#### EXERCISE OBJECTIVE:
Extract each line of the records below that contains the word "haben".

##### DATA TO EXAMINE

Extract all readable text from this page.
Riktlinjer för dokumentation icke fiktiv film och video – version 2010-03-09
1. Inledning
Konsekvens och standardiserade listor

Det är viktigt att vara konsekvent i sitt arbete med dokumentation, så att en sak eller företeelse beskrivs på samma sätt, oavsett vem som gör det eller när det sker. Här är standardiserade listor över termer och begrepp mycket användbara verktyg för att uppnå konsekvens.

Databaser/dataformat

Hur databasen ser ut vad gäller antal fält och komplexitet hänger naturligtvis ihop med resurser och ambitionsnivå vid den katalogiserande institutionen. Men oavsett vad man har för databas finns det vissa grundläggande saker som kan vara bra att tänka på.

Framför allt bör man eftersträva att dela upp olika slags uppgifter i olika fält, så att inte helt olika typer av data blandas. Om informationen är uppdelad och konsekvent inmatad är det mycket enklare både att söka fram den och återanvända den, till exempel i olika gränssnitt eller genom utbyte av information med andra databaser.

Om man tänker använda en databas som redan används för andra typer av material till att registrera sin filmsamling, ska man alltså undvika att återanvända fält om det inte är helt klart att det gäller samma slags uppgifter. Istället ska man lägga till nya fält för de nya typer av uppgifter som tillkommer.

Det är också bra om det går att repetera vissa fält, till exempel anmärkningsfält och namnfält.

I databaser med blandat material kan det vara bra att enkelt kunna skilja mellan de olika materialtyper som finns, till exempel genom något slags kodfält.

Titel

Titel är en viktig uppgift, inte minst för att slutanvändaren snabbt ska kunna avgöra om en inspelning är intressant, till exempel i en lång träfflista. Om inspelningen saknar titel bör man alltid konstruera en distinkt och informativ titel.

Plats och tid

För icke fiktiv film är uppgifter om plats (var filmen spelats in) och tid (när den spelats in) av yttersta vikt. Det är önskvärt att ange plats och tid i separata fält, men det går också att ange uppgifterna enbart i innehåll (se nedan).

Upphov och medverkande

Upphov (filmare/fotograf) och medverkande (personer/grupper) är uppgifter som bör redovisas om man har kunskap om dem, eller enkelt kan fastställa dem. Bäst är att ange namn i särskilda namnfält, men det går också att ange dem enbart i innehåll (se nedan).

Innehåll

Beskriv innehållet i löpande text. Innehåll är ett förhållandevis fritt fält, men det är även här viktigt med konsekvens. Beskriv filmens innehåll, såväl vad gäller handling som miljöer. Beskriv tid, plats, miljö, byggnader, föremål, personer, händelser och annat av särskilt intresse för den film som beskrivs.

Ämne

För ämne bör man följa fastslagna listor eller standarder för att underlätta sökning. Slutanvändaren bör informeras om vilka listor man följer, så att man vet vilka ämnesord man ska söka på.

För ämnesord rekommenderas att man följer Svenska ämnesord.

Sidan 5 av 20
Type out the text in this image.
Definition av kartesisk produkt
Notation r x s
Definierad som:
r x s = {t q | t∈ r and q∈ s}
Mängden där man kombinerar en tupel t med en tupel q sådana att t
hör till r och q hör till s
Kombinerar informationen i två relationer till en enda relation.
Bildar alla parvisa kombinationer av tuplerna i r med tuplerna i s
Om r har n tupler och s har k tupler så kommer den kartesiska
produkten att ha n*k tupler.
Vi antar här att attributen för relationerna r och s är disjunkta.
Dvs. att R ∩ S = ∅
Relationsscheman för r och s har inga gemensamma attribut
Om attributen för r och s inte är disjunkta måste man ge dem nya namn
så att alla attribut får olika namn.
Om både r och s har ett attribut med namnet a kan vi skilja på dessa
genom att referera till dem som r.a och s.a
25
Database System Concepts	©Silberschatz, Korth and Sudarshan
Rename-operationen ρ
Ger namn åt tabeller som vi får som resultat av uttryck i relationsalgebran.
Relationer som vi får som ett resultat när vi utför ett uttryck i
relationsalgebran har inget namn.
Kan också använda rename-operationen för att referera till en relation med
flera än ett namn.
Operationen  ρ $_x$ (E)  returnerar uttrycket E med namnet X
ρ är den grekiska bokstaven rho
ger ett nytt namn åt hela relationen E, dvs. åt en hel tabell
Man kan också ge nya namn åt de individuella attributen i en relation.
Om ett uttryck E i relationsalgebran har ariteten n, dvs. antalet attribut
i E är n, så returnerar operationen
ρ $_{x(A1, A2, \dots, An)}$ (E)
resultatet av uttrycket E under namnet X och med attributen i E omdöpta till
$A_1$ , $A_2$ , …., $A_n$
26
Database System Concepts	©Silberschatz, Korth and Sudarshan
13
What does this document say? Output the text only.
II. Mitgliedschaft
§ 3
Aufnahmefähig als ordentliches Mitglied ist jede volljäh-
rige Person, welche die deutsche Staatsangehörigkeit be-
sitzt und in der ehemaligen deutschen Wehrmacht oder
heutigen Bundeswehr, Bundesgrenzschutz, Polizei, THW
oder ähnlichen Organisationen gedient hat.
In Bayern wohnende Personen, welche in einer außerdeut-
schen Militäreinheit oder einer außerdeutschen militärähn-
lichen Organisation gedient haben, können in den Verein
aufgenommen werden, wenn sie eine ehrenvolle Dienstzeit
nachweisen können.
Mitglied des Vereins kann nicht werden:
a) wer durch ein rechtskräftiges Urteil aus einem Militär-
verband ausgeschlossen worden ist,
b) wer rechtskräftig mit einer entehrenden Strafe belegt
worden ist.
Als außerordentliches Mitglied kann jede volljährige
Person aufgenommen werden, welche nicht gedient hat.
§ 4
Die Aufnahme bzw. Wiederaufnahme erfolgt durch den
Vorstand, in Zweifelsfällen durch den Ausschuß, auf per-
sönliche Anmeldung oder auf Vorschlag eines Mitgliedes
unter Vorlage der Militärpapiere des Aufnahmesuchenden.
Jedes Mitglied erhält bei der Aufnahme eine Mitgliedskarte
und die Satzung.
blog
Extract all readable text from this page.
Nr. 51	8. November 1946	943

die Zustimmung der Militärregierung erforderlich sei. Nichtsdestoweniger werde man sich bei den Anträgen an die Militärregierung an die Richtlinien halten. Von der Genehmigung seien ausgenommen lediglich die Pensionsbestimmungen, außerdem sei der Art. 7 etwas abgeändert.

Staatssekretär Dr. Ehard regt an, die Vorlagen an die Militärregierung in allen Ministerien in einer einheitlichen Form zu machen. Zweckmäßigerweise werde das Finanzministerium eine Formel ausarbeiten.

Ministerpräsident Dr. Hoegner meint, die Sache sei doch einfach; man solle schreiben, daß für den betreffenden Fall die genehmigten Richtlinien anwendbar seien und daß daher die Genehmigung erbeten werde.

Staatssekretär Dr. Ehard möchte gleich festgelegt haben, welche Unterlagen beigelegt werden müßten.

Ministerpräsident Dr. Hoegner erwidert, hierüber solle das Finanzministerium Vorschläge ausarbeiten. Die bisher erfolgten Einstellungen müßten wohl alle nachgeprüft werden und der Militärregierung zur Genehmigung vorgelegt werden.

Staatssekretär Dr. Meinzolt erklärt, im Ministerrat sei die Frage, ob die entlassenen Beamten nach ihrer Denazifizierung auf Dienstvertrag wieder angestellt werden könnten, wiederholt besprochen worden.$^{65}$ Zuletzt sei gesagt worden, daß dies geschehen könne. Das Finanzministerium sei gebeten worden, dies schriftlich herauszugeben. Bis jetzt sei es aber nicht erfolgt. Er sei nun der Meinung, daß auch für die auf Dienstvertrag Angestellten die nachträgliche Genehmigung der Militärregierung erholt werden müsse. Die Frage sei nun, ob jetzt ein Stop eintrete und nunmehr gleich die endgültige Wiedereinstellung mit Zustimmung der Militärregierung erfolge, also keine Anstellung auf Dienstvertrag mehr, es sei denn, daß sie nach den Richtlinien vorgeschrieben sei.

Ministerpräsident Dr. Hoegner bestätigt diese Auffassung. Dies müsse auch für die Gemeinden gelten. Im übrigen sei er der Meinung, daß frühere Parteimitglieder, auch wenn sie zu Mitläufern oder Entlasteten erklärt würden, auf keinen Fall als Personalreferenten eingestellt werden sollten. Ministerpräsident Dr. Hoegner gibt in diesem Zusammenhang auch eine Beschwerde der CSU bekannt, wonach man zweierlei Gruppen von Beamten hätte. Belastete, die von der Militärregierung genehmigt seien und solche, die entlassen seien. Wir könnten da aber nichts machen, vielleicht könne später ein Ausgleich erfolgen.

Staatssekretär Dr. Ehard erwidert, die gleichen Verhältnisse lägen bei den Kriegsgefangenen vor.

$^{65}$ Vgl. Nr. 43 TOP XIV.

##########

#### TASK RESPONSE:
lichen Organisation gedient haben, können in den Verein
Staatssekretär Dr. Ehard möchte gleich festgelegt haben, welche Unterlagen beigelegt werden müßten.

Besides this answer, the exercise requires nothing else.